> [What to produce]:
Check every line below for the string "автономного", and copy the lines that contain it.
◆ ◆ ◆
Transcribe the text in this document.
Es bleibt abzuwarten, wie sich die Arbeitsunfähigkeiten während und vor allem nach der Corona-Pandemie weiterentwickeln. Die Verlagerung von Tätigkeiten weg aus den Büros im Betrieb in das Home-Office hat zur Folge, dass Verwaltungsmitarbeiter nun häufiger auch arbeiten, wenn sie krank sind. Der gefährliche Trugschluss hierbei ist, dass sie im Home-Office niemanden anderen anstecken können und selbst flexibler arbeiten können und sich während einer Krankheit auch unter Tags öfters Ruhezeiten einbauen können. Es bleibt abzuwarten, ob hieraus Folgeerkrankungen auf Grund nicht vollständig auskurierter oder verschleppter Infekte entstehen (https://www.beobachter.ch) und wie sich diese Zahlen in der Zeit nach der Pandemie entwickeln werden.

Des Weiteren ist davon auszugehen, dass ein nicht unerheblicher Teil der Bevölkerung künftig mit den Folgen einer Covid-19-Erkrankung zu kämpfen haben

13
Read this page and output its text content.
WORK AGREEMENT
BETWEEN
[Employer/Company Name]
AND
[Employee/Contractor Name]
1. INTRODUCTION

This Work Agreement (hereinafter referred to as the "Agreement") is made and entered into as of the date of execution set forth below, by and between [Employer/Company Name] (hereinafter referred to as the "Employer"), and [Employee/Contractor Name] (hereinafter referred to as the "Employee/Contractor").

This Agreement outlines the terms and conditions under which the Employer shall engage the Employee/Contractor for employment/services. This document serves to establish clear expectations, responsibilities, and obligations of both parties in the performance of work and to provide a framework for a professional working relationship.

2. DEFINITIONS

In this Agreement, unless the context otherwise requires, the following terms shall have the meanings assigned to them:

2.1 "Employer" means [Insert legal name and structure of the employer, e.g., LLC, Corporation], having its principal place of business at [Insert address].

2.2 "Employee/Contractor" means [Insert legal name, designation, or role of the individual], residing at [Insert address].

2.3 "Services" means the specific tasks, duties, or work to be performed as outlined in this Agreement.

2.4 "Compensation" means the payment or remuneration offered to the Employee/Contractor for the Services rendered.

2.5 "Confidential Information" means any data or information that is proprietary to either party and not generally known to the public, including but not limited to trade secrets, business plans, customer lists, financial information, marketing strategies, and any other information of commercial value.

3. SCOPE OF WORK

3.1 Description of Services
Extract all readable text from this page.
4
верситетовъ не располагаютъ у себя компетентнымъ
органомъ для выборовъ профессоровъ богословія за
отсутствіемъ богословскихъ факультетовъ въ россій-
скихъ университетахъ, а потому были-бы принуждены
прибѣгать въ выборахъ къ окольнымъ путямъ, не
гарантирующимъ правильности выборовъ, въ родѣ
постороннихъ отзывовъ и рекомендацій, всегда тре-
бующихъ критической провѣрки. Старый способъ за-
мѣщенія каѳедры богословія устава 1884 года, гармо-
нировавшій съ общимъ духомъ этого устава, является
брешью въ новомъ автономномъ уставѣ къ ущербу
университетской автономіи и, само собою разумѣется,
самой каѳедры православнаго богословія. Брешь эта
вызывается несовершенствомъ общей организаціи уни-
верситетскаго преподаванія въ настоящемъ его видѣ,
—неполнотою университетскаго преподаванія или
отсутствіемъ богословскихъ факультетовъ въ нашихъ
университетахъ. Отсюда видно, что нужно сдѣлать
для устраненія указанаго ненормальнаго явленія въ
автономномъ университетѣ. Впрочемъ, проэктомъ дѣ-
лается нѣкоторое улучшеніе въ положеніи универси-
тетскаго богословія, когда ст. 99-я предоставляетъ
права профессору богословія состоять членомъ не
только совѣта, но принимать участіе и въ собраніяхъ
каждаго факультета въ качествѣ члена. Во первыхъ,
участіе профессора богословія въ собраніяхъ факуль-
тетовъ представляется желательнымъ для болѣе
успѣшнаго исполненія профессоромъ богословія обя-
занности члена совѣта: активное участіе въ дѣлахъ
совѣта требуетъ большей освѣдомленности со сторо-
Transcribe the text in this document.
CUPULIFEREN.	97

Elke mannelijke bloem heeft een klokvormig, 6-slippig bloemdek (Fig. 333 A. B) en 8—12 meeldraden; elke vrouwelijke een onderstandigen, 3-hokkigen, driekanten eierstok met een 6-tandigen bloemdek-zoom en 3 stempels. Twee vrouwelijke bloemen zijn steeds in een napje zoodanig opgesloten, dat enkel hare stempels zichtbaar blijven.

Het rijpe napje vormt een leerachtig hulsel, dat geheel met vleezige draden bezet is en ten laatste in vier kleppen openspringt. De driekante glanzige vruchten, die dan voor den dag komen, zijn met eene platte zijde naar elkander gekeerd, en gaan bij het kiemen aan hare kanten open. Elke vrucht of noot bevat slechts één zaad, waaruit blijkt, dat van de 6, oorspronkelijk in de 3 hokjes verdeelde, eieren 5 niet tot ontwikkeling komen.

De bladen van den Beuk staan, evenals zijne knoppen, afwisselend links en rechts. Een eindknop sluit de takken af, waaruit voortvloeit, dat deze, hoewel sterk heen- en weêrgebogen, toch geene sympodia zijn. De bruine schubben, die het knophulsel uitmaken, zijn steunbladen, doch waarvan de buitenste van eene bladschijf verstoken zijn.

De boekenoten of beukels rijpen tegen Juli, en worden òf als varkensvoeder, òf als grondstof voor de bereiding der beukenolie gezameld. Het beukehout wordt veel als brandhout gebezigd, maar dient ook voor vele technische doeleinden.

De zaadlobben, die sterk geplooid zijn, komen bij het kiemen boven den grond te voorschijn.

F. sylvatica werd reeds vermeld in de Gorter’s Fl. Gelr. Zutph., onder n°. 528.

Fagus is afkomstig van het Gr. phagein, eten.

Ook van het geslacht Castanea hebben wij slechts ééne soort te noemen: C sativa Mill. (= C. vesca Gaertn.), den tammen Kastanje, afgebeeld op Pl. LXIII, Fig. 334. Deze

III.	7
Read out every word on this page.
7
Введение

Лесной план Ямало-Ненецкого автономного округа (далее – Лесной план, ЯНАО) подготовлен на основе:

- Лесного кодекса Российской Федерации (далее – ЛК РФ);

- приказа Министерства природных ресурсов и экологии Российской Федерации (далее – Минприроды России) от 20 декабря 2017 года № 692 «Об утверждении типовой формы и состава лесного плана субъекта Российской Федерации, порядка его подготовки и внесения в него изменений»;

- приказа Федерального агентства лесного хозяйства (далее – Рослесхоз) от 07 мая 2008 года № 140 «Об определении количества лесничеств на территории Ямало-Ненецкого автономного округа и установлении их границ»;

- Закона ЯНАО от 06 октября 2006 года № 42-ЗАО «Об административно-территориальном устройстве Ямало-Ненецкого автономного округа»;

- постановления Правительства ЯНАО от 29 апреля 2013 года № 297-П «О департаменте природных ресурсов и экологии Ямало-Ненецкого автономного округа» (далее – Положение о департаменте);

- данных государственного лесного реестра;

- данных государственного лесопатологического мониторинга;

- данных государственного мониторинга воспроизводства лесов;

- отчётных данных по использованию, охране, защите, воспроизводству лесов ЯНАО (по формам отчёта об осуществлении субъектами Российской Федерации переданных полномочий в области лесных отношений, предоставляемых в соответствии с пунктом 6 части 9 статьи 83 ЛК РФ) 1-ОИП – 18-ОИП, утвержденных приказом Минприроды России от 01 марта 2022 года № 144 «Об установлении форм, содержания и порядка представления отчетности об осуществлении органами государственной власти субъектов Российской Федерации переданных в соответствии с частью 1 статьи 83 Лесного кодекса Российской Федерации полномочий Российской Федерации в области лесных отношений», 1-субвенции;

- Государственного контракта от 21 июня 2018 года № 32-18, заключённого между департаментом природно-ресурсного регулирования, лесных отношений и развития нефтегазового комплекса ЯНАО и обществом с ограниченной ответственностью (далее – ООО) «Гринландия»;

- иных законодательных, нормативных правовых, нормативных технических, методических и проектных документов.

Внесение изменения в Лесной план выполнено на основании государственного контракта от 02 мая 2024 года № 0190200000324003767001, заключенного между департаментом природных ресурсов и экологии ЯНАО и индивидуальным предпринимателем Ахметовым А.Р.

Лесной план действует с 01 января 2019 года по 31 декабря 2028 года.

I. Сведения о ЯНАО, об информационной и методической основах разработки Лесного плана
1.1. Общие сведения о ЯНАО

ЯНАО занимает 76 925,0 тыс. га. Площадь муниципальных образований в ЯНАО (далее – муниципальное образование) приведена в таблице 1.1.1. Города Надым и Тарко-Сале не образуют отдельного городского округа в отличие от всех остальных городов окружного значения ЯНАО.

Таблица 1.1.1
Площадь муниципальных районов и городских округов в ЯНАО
◆ ◆ ◆
> [Problem solution]:
Лесной план Ямало-Ненецкого автономного округа (далее – Лесной план, ЯНАО) подготовлен на основе:
- приказа Федерального агентства лесного хозяйства (далее – Рослесхоз) от 07 мая 2008 года № 140 «Об определении количества лесничеств на территории Ямало-Ненецкого автономного округа и установлении их границ»;
- Закона ЯНАО от 06 октября 2006 года № 42-ЗАО «Об административно-территориальном устройстве Ямало-Ненецкого автономного округа»;
- постановления Правительства ЯНАО от 29 апреля 2013 года № 297-П «О департаменте природных ресурсов и экологии Ямало-Ненецкого автономного округа» (далее – Положение о департаменте);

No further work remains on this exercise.